— Begin MATERIAL TO PROCESS —

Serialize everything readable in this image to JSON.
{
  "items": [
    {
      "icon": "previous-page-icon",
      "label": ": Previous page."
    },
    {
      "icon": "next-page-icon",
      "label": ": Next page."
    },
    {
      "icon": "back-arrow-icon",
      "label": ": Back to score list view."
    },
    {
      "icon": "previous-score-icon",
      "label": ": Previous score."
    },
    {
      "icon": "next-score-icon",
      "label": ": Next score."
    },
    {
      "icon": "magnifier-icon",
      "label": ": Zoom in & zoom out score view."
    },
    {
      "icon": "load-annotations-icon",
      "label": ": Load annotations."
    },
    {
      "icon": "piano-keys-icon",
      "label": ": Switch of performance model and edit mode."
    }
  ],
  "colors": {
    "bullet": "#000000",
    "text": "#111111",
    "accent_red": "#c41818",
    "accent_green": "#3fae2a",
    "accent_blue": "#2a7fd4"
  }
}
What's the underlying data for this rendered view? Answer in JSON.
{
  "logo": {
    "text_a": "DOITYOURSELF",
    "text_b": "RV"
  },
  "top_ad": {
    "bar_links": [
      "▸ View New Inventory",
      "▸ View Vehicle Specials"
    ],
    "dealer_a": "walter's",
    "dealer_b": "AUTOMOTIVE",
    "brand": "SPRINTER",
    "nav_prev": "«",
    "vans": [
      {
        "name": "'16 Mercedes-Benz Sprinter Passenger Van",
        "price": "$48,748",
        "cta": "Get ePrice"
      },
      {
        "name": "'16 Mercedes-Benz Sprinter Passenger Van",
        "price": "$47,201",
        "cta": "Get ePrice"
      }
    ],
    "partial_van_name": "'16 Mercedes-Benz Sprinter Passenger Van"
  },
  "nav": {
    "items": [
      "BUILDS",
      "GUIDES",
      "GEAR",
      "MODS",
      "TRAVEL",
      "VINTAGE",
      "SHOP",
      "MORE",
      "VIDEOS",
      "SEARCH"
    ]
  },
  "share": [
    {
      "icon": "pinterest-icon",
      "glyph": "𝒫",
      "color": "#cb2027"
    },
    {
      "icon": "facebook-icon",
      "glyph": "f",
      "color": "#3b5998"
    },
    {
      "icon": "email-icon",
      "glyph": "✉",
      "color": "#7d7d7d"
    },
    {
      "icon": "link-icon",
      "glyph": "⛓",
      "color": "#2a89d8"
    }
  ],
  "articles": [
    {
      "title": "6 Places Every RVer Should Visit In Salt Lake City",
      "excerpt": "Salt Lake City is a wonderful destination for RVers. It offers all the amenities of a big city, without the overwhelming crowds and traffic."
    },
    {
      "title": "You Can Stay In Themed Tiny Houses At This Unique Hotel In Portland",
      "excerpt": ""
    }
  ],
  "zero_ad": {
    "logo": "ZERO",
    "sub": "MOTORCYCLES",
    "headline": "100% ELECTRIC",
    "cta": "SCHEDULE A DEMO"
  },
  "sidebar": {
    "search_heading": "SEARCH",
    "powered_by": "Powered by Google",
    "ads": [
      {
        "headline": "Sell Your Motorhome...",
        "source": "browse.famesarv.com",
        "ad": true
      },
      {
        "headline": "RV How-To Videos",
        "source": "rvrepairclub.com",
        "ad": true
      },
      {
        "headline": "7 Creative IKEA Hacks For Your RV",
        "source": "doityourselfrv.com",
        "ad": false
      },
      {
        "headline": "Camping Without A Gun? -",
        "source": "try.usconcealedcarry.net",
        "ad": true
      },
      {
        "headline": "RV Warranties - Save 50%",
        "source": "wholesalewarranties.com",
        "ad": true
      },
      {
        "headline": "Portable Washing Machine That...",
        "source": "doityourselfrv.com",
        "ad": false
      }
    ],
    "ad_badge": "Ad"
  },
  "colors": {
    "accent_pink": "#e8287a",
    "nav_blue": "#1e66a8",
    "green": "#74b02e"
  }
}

— End MATERIAL TO PROCESS —

### SET EXERCISE
Repeat the material in full, exactly as it stands.

### OUTPUT OF THE EXERCISE
Serialize everything readable in this image to JSON.
{
  "items": [
    {
      "icon": "previous-page-icon",
      "label": ": Previous page."
    },
    {
      "icon": "next-page-icon",
      "label": ": Next page."
    },
    {
      "icon": "back-arrow-icon",
      "label": ": Back to score list view."
    },
    {
      "icon": "previous-score-icon",
      "label": ": Previous score."
    },
    {
      "icon": "next-score-icon",
      "label": ": Next score."
    },
    {
      "icon": "magnifier-icon",
      "label": ": Zoom in & zoom out score view."
    },
    {
      "icon": "load-annotations-icon",
      "label": ": Load annotations."
    },
    {
      "icon": "piano-keys-icon",
      "label": ": Switch of performance model and edit mode."
    }
  ],
  "colors": {
    "bullet": "#000000",
    "text": "#111111",
    "accent_red": "#c41818",
    "accent_green": "#3fae2a",
    "accent_blue": "#2a7fd4"
  }
}
What's the underlying data for this rendered view? Answer in JSON.
{
  "logo": {
    "text_a": "DOITYOURSELF",
    "text_b": "RV"
  },
  "top_ad": {
    "bar_links": [
      "▸ View New Inventory",
      "▸ View Vehicle Specials"
    ],
    "dealer_a": "walter's",
    "dealer_b": "AUTOMOTIVE",
    "brand": "SPRINTER",
    "nav_prev": "«",
    "vans": [
      {
        "name": "'16 Mercedes-Benz Sprinter Passenger Van",
        "price": "$48,748",
        "cta": "Get ePrice"
      },
      {
        "name": "'16 Mercedes-Benz Sprinter Passenger Van",
        "price": "$47,201",
        "cta": "Get ePrice"
      }
    ],
    "partial_van_name": "'16 Mercedes-Benz Sprinter Passenger Van"
  },
  "nav": {
    "items": [
      "BUILDS",
      "GUIDES",
      "GEAR",
      "MODS",
      "TRAVEL",
      "VINTAGE",
      "SHOP",
      "MORE",
      "VIDEOS",
      "SEARCH"
    ]
  },
  "share": [
    {
      "icon": "pinterest-icon",
      "glyph": "𝒫",
      "color": "#cb2027"
    },
    {
      "icon": "facebook-icon",
      "glyph": "f",
      "color": "#3b5998"
    },
    {
      "icon": "email-icon",
      "glyph": "✉",
      "color": "#7d7d7d"
    },
    {
      "icon": "link-icon",
      "glyph": "⛓",
      "color": "#2a89d8"
    }
  ],
  "articles": [
    {
      "title": "6 Places Every RVer Should Visit In Salt Lake City",
      "excerpt": "Salt Lake City is a wonderful destination for RVers. It offers all the amenities of a big city, without the overwhelming crowds and traffic."
    },
    {
      "title": "You Can Stay In Themed Tiny Houses At This Unique Hotel In Portland",
      "excerpt": ""
    }
  ],
  "zero_ad": {
    "logo": "ZERO",
    "sub": "MOTORCYCLES",
    "headline": "100% ELECTRIC",
    "cta": "SCHEDULE A DEMO"
  },
  "sidebar": {
    "search_heading": "SEARCH",
    "powered_by": "Powered by Google",
    "ads": [
      {
        "headline": "Sell Your Motorhome...",
        "source": "browse.famesarv.com",
        "ad": true
      },
      {
        "headline": "RV How-To Videos",
        "source": "rvrepairclub.com",
        "ad": true
      },
      {
        "headline": "7 Creative IKEA Hacks For Your RV",
        "source": "doityourselfrv.com",
        "ad": false
      },
      {
        "headline": "Camping Without A Gun? -",
        "source": "try.usconcealedcarry.net",
        "ad": true
      },
      {
        "headline": "RV Warranties - Save 50%",
        "source": "wholesalewarranties.com",
        "ad": true
      },
      {
        "headline": "Portable Washing Machine That...",
        "source": "doityourselfrv.com",
        "ad": false
      }
    ],
    "ad_badge": "Ad"
  },
  "colors": {
    "accent_pink": "#e8287a",
    "nav_blue": "#1e66a8",
    "green": "#74b02e"
  }
}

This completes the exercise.